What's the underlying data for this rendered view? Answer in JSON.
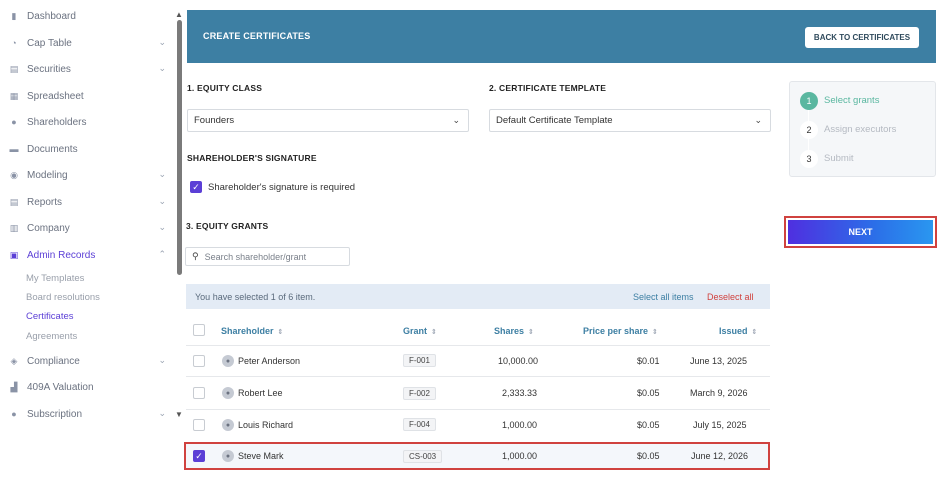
{
  "sidebar": {
    "items": [
      {
        "label": "Dashboard",
        "icon": "dashboard-icon",
        "glyph": "▮",
        "chevron": ""
      },
      {
        "label": "Cap Table",
        "icon": "pie-chart-icon",
        "glyph": "◔",
        "chevron": "⌄"
      },
      {
        "label": "Securities",
        "icon": "document-icon",
        "glyph": "▤",
        "chevron": "⌄"
      },
      {
        "label": "Spreadsheet",
        "icon": "spreadsheet-icon",
        "glyph": "▦",
        "chevron": ""
      },
      {
        "label": "Shareholders",
        "icon": "person-icon",
        "glyph": "●",
        "chevron": ""
      },
      {
        "label": "Documents",
        "icon": "folder-icon",
        "glyph": "▬",
        "chevron": ""
      },
      {
        "label": "Modeling",
        "icon": "bulb-icon",
        "glyph": "◉",
        "chevron": "⌄"
      },
      {
        "label": "Reports",
        "icon": "report-icon",
        "glyph": "▤",
        "chevron": "⌄"
      },
      {
        "label": "Company",
        "icon": "building-icon",
        "glyph": "▥",
        "chevron": "⌄"
      },
      {
        "label": "Admin Records",
        "icon": "records-icon",
        "glyph": "▣",
        "chevron": "⌃"
      },
      {
        "label": "Compliance",
        "icon": "shield-icon",
        "glyph": "◈",
        "chevron": "⌄"
      },
      {
        "label": "409A Valuation",
        "icon": "chart-icon",
        "glyph": "▟",
        "chevron": ""
      },
      {
        "label": "Subscription",
        "icon": "info-icon",
        "glyph": "●",
        "chevron": "⌄"
      }
    ],
    "sub_items": [
      "My Templates",
      "Board resolutions",
      "Certificates",
      "Agreements"
    ]
  },
  "header": {
    "title": "CREATE CERTIFICATES",
    "back_label": "BACK TO CERTIFICATES"
  },
  "form": {
    "equity_class_label": "1. EQUITY CLASS",
    "equity_class_value": "Founders",
    "template_label": "2. CERTIFICATE TEMPLATE",
    "template_value": "Default Certificate Template",
    "signature_label": "SHAREHOLDER'S SIGNATURE",
    "signature_checkbox_label": "Shareholder's signature is required",
    "grants_label": "3. EQUITY GRANTS",
    "search_placeholder": "Search shareholder/grant"
  },
  "selection": {
    "summary": "You have selected 1 of 6 item.",
    "select_all": "Select all items",
    "deselect_all": "Deselect all"
  },
  "table": {
    "headers": [
      "Shareholder",
      "Grant",
      "Shares",
      "Price per share",
      "Issued"
    ],
    "rows": [
      {
        "name": "Peter Anderson",
        "grant": "F-001",
        "shares": "10,000.00",
        "price": "$0.01",
        "issued": "June 13, 2025",
        "checked": false
      },
      {
        "name": "Robert Lee",
        "grant": "F-002",
        "shares": "2,333.33",
        "price": "$0.05",
        "issued": "March 9, 2026",
        "checked": false
      },
      {
        "name": "Louis Richard",
        "grant": "F-004",
        "shares": "1,000.00",
        "price": "$0.05",
        "issued": "July 15, 2025",
        "checked": false
      },
      {
        "name": "Steve Mark",
        "grant": "CS-003",
        "shares": "1,000.00",
        "price": "$0.05",
        "issued": "June 12, 2026",
        "checked": true
      }
    ]
  },
  "stepper": {
    "steps": [
      {
        "num": "1",
        "label": "Select grants",
        "active": true
      },
      {
        "num": "2",
        "label": "Assign executors",
        "active": false
      },
      {
        "num": "3",
        "label": "Submit",
        "active": false
      }
    ]
  },
  "next_label": "NEXT",
  "colors": {
    "accent": "#5b3fd6",
    "banner": "#3d7fa3",
    "highlight": "#d0423f",
    "step_active": "#5ab7a0"
  }
}
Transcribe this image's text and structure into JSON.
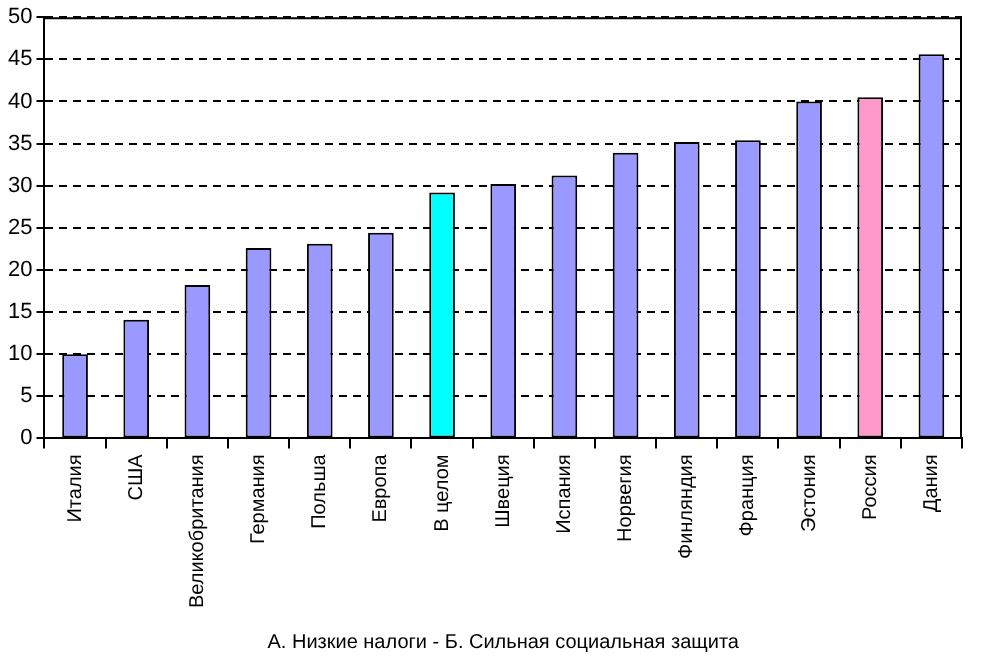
{
  "chart_data": {
    "type": "bar",
    "xlabel": "А. Низкие налоги - Б. Сильная социальная защита",
    "categories": [
      "Италия",
      "США",
      "Великобритания",
      "Германия",
      "Польша",
      "Европа",
      "В целом",
      "Швеция",
      "Испания",
      "Норвегия",
      "Финляндия",
      "Франция",
      "Эстония",
      "Россия",
      "Дания"
    ],
    "values": [
      10,
      14.1,
      18.2,
      22.6,
      23.1,
      24.4,
      29.2,
      30.2,
      31.2,
      33.9,
      35.2,
      35.4,
      40,
      40.5,
      45.6
    ],
    "colors": [
      "#9999ff",
      "#9999ff",
      "#9999ff",
      "#9999ff",
      "#9999ff",
      "#9999ff",
      "#00ffff",
      "#9999ff",
      "#9999ff",
      "#9999ff",
      "#9999ff",
      "#9999ff",
      "#9999ff",
      "#ff99cc",
      "#9999ff"
    ],
    "ylim": [
      0,
      50
    ],
    "yticks": [
      0,
      5,
      10,
      15,
      20,
      25,
      30,
      35,
      40,
      45,
      50
    ],
    "grid": "y",
    "legend": false
  }
}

**Written task:** Give only the number of lines in the entries above that contain the string "name".

**Completed task:** 4